= REQUIRED WORK =
Each line below that contains "Output" counts once; report the total and nothing more.

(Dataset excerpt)
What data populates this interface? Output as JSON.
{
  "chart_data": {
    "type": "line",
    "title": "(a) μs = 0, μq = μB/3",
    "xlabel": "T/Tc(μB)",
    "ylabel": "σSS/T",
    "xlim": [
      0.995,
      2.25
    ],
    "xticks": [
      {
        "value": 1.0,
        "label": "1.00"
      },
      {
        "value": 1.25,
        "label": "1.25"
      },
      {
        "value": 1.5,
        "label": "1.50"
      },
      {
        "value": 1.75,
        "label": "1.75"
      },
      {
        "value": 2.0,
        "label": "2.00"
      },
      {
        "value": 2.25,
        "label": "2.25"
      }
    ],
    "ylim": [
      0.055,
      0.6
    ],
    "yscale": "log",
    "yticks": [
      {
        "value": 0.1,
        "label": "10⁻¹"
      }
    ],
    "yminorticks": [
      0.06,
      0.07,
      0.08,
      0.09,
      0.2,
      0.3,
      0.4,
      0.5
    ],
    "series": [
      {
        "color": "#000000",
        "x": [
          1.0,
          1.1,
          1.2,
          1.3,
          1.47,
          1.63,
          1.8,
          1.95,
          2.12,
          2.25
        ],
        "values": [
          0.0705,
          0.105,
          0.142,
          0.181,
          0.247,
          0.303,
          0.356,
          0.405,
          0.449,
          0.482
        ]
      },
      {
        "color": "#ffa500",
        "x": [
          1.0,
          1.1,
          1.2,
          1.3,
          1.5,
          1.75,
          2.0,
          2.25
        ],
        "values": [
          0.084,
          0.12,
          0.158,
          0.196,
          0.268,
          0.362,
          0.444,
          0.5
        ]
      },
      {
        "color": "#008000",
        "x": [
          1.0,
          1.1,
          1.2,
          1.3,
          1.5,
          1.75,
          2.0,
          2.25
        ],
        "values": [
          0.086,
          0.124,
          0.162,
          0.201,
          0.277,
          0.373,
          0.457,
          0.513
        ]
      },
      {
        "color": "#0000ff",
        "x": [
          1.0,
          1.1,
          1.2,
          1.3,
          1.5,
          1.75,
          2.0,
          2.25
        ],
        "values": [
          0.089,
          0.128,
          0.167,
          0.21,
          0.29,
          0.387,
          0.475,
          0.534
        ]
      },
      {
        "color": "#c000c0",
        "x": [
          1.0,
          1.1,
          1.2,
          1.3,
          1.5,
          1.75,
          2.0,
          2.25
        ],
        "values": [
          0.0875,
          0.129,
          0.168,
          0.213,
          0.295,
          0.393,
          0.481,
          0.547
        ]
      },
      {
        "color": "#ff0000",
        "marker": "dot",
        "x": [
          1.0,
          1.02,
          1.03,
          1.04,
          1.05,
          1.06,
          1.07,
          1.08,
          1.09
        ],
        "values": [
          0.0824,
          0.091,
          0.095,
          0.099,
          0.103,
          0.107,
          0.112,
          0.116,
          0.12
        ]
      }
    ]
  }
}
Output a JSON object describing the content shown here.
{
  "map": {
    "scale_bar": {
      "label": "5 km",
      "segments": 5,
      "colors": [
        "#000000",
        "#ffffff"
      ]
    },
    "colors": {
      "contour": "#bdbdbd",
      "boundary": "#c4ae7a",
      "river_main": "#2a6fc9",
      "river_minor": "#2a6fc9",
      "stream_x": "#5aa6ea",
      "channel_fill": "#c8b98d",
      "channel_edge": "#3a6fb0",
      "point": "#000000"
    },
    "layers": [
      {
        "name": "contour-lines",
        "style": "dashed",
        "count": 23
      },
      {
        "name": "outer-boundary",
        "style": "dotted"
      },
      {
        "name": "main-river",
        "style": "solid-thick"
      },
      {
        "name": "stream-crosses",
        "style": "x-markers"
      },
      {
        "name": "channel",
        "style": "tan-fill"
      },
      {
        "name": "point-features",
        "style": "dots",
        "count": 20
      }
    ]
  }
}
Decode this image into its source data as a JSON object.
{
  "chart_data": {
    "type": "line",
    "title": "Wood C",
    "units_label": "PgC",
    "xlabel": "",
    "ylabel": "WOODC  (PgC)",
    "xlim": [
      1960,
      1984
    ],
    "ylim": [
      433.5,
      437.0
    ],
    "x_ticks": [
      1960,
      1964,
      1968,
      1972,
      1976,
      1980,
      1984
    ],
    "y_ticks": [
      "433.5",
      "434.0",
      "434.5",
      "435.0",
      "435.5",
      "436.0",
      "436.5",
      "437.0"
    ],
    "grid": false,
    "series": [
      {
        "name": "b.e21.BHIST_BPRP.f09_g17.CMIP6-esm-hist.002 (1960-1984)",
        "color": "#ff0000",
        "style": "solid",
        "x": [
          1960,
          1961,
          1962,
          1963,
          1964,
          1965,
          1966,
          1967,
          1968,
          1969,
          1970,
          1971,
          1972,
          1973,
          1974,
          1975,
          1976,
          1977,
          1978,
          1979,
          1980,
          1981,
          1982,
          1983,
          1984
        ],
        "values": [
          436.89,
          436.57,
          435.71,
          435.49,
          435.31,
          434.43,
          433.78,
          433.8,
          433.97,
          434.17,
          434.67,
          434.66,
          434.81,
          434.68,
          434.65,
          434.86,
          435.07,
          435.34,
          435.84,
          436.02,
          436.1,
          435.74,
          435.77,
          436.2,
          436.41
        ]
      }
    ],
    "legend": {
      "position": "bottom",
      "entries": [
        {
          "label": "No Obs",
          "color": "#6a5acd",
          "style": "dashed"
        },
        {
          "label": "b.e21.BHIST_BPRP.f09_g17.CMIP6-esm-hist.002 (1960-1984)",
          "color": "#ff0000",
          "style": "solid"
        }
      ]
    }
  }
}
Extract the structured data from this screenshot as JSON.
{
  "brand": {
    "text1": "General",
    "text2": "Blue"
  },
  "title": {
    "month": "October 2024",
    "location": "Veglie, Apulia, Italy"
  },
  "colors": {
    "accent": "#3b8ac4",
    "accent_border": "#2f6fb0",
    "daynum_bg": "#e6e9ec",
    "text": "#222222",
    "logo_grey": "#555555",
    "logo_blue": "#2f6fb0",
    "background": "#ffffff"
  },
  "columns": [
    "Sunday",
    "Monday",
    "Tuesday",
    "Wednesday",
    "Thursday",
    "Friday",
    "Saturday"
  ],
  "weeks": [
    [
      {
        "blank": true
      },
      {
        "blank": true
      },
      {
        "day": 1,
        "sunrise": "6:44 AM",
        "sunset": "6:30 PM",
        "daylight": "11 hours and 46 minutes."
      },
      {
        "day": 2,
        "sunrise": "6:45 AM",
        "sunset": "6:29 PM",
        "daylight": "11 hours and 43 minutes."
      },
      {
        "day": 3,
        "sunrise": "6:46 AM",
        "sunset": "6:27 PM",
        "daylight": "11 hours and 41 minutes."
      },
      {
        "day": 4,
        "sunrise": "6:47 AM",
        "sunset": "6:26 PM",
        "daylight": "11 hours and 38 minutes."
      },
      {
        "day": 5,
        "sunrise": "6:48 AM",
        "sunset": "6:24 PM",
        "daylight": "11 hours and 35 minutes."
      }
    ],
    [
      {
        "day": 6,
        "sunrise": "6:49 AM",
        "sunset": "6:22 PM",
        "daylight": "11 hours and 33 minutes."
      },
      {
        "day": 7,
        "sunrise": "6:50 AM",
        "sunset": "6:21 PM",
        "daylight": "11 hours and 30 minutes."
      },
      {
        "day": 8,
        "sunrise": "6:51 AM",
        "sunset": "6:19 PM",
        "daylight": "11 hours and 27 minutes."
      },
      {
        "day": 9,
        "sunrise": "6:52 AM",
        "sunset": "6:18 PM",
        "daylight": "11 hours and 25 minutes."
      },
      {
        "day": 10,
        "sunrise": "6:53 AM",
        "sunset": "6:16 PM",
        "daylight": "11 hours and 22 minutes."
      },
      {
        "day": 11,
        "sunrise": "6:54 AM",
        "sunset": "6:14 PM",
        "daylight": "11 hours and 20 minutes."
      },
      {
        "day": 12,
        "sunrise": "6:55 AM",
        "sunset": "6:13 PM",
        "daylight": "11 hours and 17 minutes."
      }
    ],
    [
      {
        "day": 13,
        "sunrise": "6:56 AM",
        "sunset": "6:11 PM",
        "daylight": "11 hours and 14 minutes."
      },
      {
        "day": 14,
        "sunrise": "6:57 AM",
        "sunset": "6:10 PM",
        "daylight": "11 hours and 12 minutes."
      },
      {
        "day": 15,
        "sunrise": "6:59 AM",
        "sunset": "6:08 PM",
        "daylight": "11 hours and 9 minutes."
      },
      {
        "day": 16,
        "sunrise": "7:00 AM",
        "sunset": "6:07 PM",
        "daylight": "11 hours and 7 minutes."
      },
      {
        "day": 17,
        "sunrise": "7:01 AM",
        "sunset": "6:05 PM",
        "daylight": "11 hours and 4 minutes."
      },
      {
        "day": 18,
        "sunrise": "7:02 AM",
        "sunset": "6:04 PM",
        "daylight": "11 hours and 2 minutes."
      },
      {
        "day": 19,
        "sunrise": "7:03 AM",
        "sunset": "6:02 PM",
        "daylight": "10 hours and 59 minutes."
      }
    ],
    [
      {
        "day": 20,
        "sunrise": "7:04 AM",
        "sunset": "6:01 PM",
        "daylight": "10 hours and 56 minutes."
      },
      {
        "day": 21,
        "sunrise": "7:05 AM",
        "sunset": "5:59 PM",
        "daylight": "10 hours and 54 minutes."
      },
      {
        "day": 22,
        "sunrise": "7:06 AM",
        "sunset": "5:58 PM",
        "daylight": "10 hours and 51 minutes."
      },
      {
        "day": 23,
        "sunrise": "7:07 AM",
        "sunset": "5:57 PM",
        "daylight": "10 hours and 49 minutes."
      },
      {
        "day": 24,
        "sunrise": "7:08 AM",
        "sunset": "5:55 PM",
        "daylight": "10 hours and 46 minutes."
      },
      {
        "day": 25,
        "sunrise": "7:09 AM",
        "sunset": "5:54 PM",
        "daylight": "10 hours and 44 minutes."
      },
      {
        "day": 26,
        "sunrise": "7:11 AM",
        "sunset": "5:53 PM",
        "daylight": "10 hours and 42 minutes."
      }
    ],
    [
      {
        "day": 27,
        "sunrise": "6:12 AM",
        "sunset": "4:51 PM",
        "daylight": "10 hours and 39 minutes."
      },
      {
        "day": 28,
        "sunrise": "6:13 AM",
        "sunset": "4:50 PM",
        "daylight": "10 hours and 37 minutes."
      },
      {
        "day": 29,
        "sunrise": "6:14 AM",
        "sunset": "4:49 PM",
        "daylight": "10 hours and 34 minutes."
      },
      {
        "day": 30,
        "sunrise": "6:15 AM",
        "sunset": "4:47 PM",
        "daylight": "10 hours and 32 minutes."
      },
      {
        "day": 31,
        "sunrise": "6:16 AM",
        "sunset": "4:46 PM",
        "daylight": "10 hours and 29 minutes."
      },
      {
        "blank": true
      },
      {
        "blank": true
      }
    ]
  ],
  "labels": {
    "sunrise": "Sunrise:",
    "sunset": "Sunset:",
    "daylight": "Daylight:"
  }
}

= TASK RESPONSE =
2